◆ PROBLEM DETAILS ◆
Reproduce every line of the listing as written, apart from the pictures.
# START OF DATA RECORDS
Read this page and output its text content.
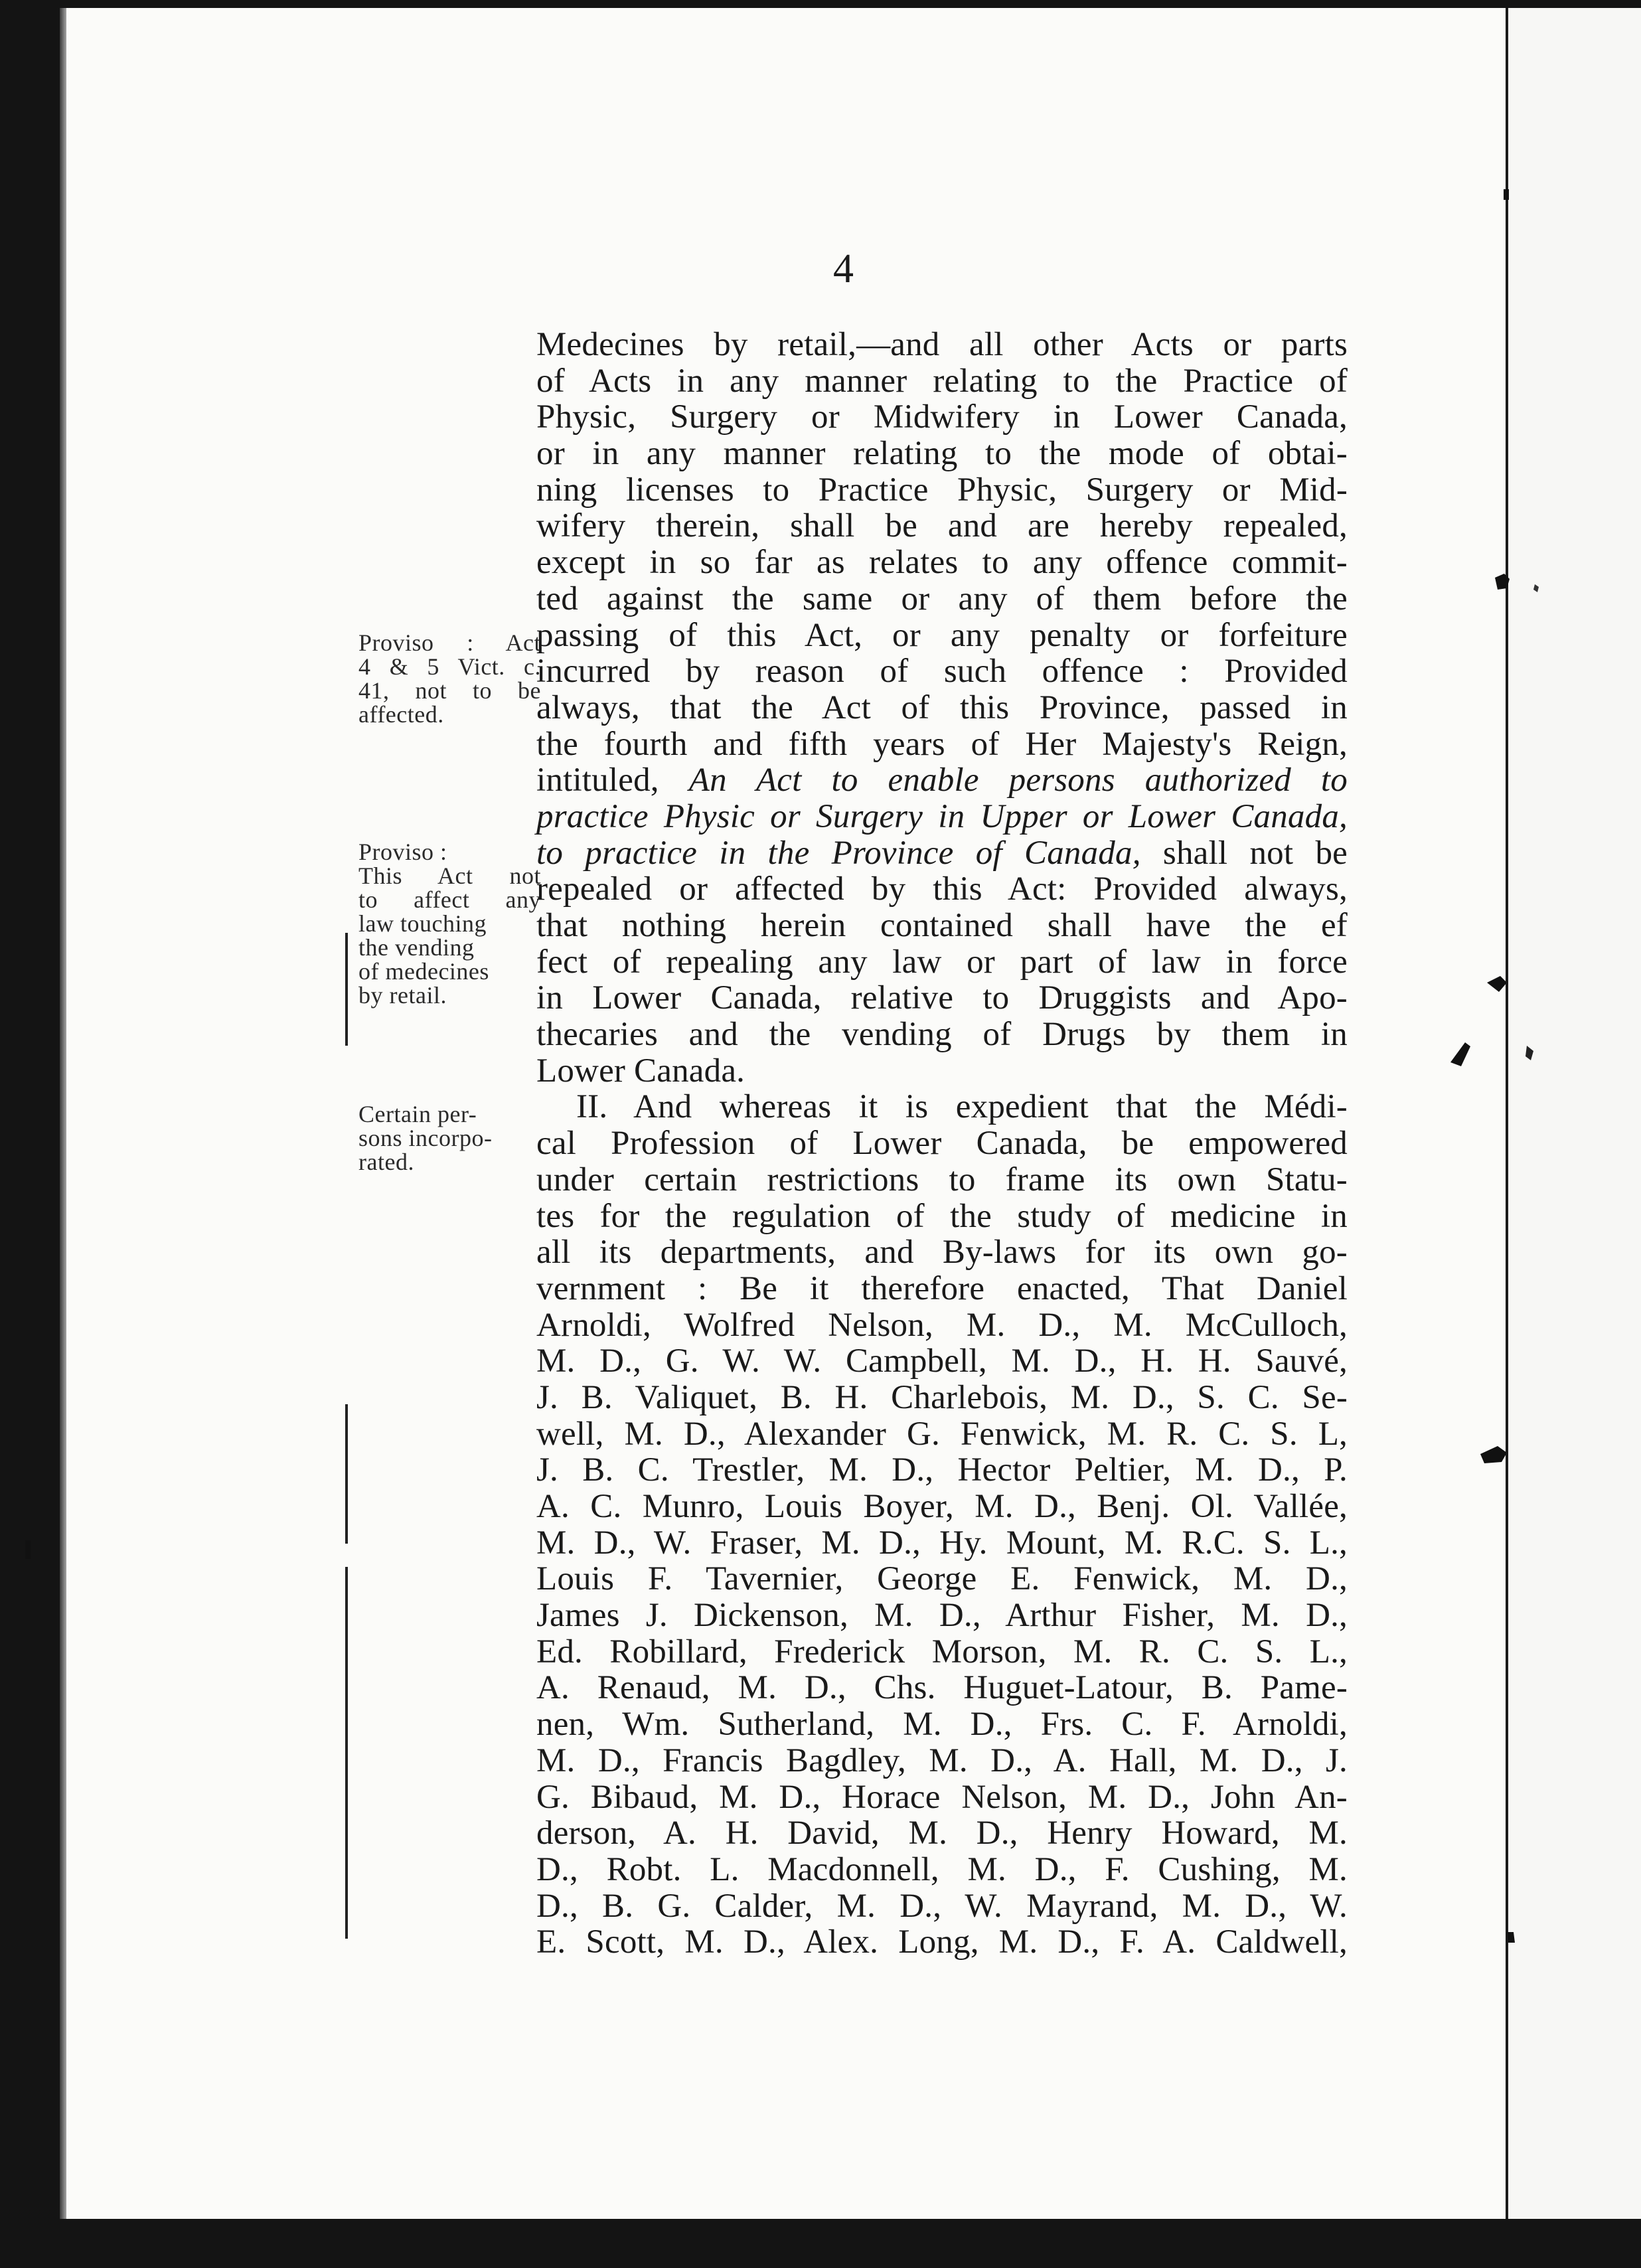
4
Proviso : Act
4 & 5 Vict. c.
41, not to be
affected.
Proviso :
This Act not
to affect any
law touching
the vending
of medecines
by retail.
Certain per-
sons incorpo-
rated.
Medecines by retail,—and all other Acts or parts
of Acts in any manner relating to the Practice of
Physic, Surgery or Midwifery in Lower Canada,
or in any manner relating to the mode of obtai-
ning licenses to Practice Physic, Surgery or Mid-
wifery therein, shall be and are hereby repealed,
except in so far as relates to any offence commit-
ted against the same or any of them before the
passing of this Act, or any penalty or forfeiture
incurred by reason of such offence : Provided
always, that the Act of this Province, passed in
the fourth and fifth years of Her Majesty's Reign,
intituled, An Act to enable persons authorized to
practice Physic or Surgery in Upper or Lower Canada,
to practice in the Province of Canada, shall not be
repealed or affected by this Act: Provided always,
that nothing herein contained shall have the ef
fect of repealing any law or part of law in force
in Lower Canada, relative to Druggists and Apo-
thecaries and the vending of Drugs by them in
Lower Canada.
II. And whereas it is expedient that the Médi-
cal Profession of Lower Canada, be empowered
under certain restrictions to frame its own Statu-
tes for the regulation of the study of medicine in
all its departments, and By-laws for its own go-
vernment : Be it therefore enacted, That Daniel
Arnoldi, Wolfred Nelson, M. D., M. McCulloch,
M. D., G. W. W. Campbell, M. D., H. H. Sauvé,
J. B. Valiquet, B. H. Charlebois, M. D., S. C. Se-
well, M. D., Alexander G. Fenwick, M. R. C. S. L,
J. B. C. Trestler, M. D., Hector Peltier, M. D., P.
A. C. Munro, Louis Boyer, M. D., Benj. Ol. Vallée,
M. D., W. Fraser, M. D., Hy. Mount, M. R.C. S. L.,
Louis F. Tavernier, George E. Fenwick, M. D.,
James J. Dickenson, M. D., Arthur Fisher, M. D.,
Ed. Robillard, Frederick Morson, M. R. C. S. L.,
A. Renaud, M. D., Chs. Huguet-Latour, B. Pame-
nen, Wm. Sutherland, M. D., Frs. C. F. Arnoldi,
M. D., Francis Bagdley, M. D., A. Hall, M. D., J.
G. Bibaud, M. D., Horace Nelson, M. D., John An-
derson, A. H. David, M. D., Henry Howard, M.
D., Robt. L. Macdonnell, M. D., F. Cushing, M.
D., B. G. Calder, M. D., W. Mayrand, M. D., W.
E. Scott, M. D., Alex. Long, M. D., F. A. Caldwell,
# END OF DATA RECORDS
◆ EXPECTED OUTPUT ◆
Read this page and output its text content.
4
Proviso : Act
4 & 5 Vict. c.
41, not to be
affected.
Proviso :
This Act not
to affect any
law touching
the vending
of medecines
by retail.
Certain per-
sons incorpo-
rated.
Medecines by retail,—and all other Acts or parts
of Acts in any manner relating to the Practice of
Physic, Surgery or Midwifery in Lower Canada,
or in any manner relating to the mode of obtai-
ning licenses to Practice Physic, Surgery or Mid-
wifery therein, shall be and are hereby repealed,
except in so far as relates to any offence commit-
ted against the same or any of them before the
passing of this Act, or any penalty or forfeiture
incurred by reason of such offence : Provided
always, that the Act of this Province, passed in
the fourth and fifth years of Her Majesty's Reign,
intituled, An Act to enable persons authorized to
practice Physic or Surgery in Upper or Lower Canada,
to practice in the Province of Canada, shall not be
repealed or affected by this Act: Provided always,
that nothing herein contained shall have the ef
fect of repealing any law or part of law in force
in Lower Canada, relative to Druggists and Apo-
thecaries and the vending of Drugs by them in
Lower Canada.
II. And whereas it is expedient that the Médi-
cal Profession of Lower Canada, be empowered
under certain restrictions to frame its own Statu-
tes for the regulation of the study of medicine in
all its departments, and By-laws for its own go-
vernment : Be it therefore enacted, That Daniel
Arnoldi, Wolfred Nelson, M. D., M. McCulloch,
M. D., G. W. W. Campbell, M. D., H. H. Sauvé,
J. B. Valiquet, B. H. Charlebois, M. D., S. C. Se-
well, M. D., Alexander G. Fenwick, M. R. C. S. L,
J. B. C. Trestler, M. D., Hector Peltier, M. D., P.
A. C. Munro, Louis Boyer, M. D., Benj. Ol. Vallée,
M. D., W. Fraser, M. D., Hy. Mount, M. R.C. S. L.,
Louis F. Tavernier, George E. Fenwick, M. D.,
James J. Dickenson, M. D., Arthur Fisher, M. D.,
Ed. Robillard, Frederick Morson, M. R. C. S. L.,
A. Renaud, M. D., Chs. Huguet-Latour, B. Pame-
nen, Wm. Sutherland, M. D., Frs. C. F. Arnoldi,
M. D., Francis Bagdley, M. D., A. Hall, M. D., J.
G. Bibaud, M. D., Horace Nelson, M. D., John An-
derson, A. H. David, M. D., Henry Howard, M.
D., Robt. L. Macdonnell, M. D., F. Cushing, M.
D., B. G. Calder, M. D., W. Mayrand, M. D., W.
E. Scott, M. D., Alex. Long, M. D., F. A. Caldwell,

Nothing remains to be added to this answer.